─── Materials provided ───

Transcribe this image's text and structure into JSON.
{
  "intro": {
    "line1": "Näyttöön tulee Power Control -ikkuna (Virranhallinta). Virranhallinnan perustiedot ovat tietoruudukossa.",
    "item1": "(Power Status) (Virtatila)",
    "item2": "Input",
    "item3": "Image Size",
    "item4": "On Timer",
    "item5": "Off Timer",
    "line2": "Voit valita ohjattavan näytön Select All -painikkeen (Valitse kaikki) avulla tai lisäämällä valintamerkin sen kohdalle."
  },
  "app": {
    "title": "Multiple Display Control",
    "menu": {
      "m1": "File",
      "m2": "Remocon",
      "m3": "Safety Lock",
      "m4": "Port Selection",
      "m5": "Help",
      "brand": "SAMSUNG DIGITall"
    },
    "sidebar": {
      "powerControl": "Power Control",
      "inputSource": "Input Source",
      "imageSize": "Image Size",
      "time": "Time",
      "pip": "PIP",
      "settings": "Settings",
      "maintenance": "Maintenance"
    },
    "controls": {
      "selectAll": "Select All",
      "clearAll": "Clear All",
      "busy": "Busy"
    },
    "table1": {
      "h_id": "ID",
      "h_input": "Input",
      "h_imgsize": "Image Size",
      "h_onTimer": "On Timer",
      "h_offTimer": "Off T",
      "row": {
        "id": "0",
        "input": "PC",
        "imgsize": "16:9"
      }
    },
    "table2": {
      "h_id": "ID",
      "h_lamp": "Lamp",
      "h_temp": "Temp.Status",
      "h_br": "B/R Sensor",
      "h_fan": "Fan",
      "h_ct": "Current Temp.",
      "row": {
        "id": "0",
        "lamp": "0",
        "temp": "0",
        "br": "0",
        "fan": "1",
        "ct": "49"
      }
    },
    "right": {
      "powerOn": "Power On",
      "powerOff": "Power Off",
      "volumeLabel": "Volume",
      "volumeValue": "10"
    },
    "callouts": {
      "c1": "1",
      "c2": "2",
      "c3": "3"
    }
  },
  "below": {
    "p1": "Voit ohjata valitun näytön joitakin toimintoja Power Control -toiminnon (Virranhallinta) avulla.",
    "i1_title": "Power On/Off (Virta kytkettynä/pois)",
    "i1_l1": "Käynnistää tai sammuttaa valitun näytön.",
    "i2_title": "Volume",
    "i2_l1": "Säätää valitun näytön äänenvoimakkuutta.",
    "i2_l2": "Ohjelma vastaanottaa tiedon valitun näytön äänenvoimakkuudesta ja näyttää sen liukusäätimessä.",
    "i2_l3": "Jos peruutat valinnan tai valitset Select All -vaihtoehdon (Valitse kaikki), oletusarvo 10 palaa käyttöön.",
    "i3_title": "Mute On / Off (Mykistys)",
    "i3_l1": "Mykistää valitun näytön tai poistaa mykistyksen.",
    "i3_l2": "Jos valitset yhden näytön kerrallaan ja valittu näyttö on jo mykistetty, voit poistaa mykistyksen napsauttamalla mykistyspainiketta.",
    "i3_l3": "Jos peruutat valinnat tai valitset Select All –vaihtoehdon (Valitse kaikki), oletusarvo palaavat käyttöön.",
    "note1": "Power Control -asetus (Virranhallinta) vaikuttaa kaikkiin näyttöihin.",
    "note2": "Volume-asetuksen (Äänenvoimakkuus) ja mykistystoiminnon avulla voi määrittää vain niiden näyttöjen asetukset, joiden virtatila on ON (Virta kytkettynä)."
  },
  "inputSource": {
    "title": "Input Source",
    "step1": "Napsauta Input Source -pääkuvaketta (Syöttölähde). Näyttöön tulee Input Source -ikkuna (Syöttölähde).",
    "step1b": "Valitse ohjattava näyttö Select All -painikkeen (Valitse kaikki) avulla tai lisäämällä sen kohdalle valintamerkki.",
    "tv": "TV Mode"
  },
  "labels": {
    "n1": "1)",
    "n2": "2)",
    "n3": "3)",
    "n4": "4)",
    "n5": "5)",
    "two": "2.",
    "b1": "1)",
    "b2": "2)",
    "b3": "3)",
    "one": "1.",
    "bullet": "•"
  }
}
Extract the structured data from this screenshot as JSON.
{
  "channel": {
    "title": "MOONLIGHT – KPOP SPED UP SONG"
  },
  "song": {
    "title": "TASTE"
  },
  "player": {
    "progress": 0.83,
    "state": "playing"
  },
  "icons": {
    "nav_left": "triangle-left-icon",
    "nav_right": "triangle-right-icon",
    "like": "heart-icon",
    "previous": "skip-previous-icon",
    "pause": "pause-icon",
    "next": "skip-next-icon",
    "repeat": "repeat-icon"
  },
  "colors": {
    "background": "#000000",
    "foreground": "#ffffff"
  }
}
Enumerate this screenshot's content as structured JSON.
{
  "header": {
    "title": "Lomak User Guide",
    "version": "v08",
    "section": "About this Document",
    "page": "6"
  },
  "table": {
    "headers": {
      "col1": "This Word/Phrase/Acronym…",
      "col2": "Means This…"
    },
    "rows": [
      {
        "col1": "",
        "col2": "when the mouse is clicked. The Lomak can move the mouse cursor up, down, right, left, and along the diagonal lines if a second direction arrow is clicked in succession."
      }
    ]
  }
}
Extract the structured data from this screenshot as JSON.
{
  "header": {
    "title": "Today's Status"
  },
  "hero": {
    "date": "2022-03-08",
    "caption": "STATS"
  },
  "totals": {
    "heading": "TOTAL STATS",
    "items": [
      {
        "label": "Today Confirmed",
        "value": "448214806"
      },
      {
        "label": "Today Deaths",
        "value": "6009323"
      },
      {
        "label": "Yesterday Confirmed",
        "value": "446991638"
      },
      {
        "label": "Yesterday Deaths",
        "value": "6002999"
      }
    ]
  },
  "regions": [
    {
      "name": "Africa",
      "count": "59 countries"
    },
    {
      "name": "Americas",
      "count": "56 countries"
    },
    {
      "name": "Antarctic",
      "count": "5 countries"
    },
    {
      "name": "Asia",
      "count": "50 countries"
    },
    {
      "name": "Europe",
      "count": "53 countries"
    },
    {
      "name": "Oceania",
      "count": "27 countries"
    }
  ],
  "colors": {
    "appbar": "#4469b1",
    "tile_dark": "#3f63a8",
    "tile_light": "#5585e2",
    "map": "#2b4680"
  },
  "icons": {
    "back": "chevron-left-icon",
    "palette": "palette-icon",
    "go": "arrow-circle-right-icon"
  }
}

───

**Work to do:**
Please set down the whole listing above without altering a single line.

**Task response:**
Transcribe this image's text and structure into JSON.
{
  "intro": {
    "line1": "Näyttöön tulee Power Control -ikkuna (Virranhallinta). Virranhallinnan perustiedot ovat tietoruudukossa.",
    "item1": "(Power Status) (Virtatila)",
    "item2": "Input",
    "item3": "Image Size",
    "item4": "On Timer",
    "item5": "Off Timer",
    "line2": "Voit valita ohjattavan näytön Select All -painikkeen (Valitse kaikki) avulla tai lisäämällä valintamerkin sen kohdalle."
  },
  "app": {
    "title": "Multiple Display Control",
    "menu": {
      "m1": "File",
      "m2": "Remocon",
      "m3": "Safety Lock",
      "m4": "Port Selection",
      "m5": "Help",
      "brand": "SAMSUNG DIGITall"
    },
    "sidebar": {
      "powerControl": "Power Control",
      "inputSource": "Input Source",
      "imageSize": "Image Size",
      "time": "Time",
      "pip": "PIP",
      "settings": "Settings",
      "maintenance": "Maintenance"
    },
    "controls": {
      "selectAll": "Select All",
      "clearAll": "Clear All",
      "busy": "Busy"
    },
    "table1": {
      "h_id": "ID",
      "h_input": "Input",
      "h_imgsize": "Image Size",
      "h_onTimer": "On Timer",
      "h_offTimer": "Off T",
      "row": {
        "id": "0",
        "input": "PC",
        "imgsize": "16:9"
      }
    },
    "table2": {
      "h_id": "ID",
      "h_lamp": "Lamp",
      "h_temp": "Temp.Status",
      "h_br": "B/R Sensor",
      "h_fan": "Fan",
      "h_ct": "Current Temp.",
      "row": {
        "id": "0",
        "lamp": "0",
        "temp": "0",
        "br": "0",
        "fan": "1",
        "ct": "49"
      }
    },
    "right": {
      "powerOn": "Power On",
      "powerOff": "Power Off",
      "volumeLabel": "Volume",
      "volumeValue": "10"
    },
    "callouts": {
      "c1": "1",
      "c2": "2",
      "c3": "3"
    }
  },
  "below": {
    "p1": "Voit ohjata valitun näytön joitakin toimintoja Power Control -toiminnon (Virranhallinta) avulla.",
    "i1_title": "Power On/Off (Virta kytkettynä/pois)",
    "i1_l1": "Käynnistää tai sammuttaa valitun näytön.",
    "i2_title": "Volume",
    "i2_l1": "Säätää valitun näytön äänenvoimakkuutta.",
    "i2_l2": "Ohjelma vastaanottaa tiedon valitun näytön äänenvoimakkuudesta ja näyttää sen liukusäätimessä.",
    "i2_l3": "Jos peruutat valinnan tai valitset Select All -vaihtoehdon (Valitse kaikki), oletusarvo 10 palaa käyttöön.",
    "i3_title": "Mute On / Off (Mykistys)",
    "i3_l1": "Mykistää valitun näytön tai poistaa mykistyksen.",
    "i3_l2": "Jos valitset yhden näytön kerrallaan ja valittu näyttö on jo mykistetty, voit poistaa mykistyksen napsauttamalla mykistyspainiketta.",
    "i3_l3": "Jos peruutat valinnat tai valitset Select All –vaihtoehdon (Valitse kaikki), oletusarvo palaavat käyttöön.",
    "note1": "Power Control -asetus (Virranhallinta) vaikuttaa kaikkiin näyttöihin.",
    "note2": "Volume-asetuksen (Äänenvoimakkuus) ja mykistystoiminnon avulla voi määrittää vain niiden näyttöjen asetukset, joiden virtatila on ON (Virta kytkettynä)."
  },
  "inputSource": {
    "title": "Input Source",
    "step1": "Napsauta Input Source -pääkuvaketta (Syöttölähde). Näyttöön tulee Input Source -ikkuna (Syöttölähde).",
    "step1b": "Valitse ohjattava näyttö Select All -painikkeen (Valitse kaikki) avulla tai lisäämällä sen kohdalle valintamerkki.",
    "tv": "TV Mode"
  },
  "labels": {
    "n1": "1)",
    "n2": "2)",
    "n3": "3)",
    "n4": "4)",
    "n5": "5)",
    "two": "2.",
    "b1": "1)",
    "b2": "2)",
    "b3": "3)",
    "one": "1.",
    "bullet": "•"
  }
}
Extract the structured data from this screenshot as JSON.
{
  "channel": {
    "title": "MOONLIGHT – KPOP SPED UP SONG"
  },
  "song": {
    "title": "TASTE"
  },
  "player": {
    "progress": 0.83,
    "state": "playing"
  },
  "icons": {
    "nav_left": "triangle-left-icon",
    "nav_right": "triangle-right-icon",
    "like": "heart-icon",
    "previous": "skip-previous-icon",
    "pause": "pause-icon",
    "next": "skip-next-icon",
    "repeat": "repeat-icon"
  },
  "colors": {
    "background": "#000000",
    "foreground": "#ffffff"
  }
}
Enumerate this screenshot's content as structured JSON.
{
  "header": {
    "title": "Lomak User Guide",
    "version": "v08",
    "section": "About this Document",
    "page": "6"
  },
  "table": {
    "headers": {
      "col1": "This Word/Phrase/Acronym…",
      "col2": "Means This…"
    },
    "rows": [
      {
        "col1": "",
        "col2": "when the mouse is clicked. The Lomak can move the mouse cursor up, down, right, left, and along the diagonal lines if a second direction arrow is clicked in succession."
      }
    ]
  }
}
Extract the structured data from this screenshot as JSON.
{
  "header": {
    "title": "Today's Status"
  },
  "hero": {
    "date": "2022-03-08",
    "caption": "STATS"
  },
  "totals": {
    "heading": "TOTAL STATS",
    "items": [
      {
        "label": "Today Confirmed",
        "value": "448214806"
      },
      {
        "label": "Today Deaths",
        "value": "6009323"
      },
      {
        "label": "Yesterday Confirmed",
        "value": "446991638"
      },
      {
        "label": "Yesterday Deaths",
        "value": "6002999"
      }
    ]
  },
  "regions": [
    {
      "name": "Africa",
      "count": "59 countries"
    },
    {
      "name": "Americas",
      "count": "56 countries"
    },
    {
      "name": "Antarctic",
      "count": "5 countries"
    },
    {
      "name": "Asia",
      "count": "50 countries"
    },
    {
      "name": "Europe",
      "count": "53 countries"
    },
    {
      "name": "Oceania",
      "count": "27 countries"
    }
  ],
  "colors": {
    "appbar": "#4469b1",
    "tile_dark": "#3f63a8",
    "tile_light": "#5585e2",
    "map": "#2b4680"
  },
  "icons": {
    "back": "chevron-left-icon",
    "palette": "palette-icon",
    "go": "arrow-circle-right-icon"
  }
}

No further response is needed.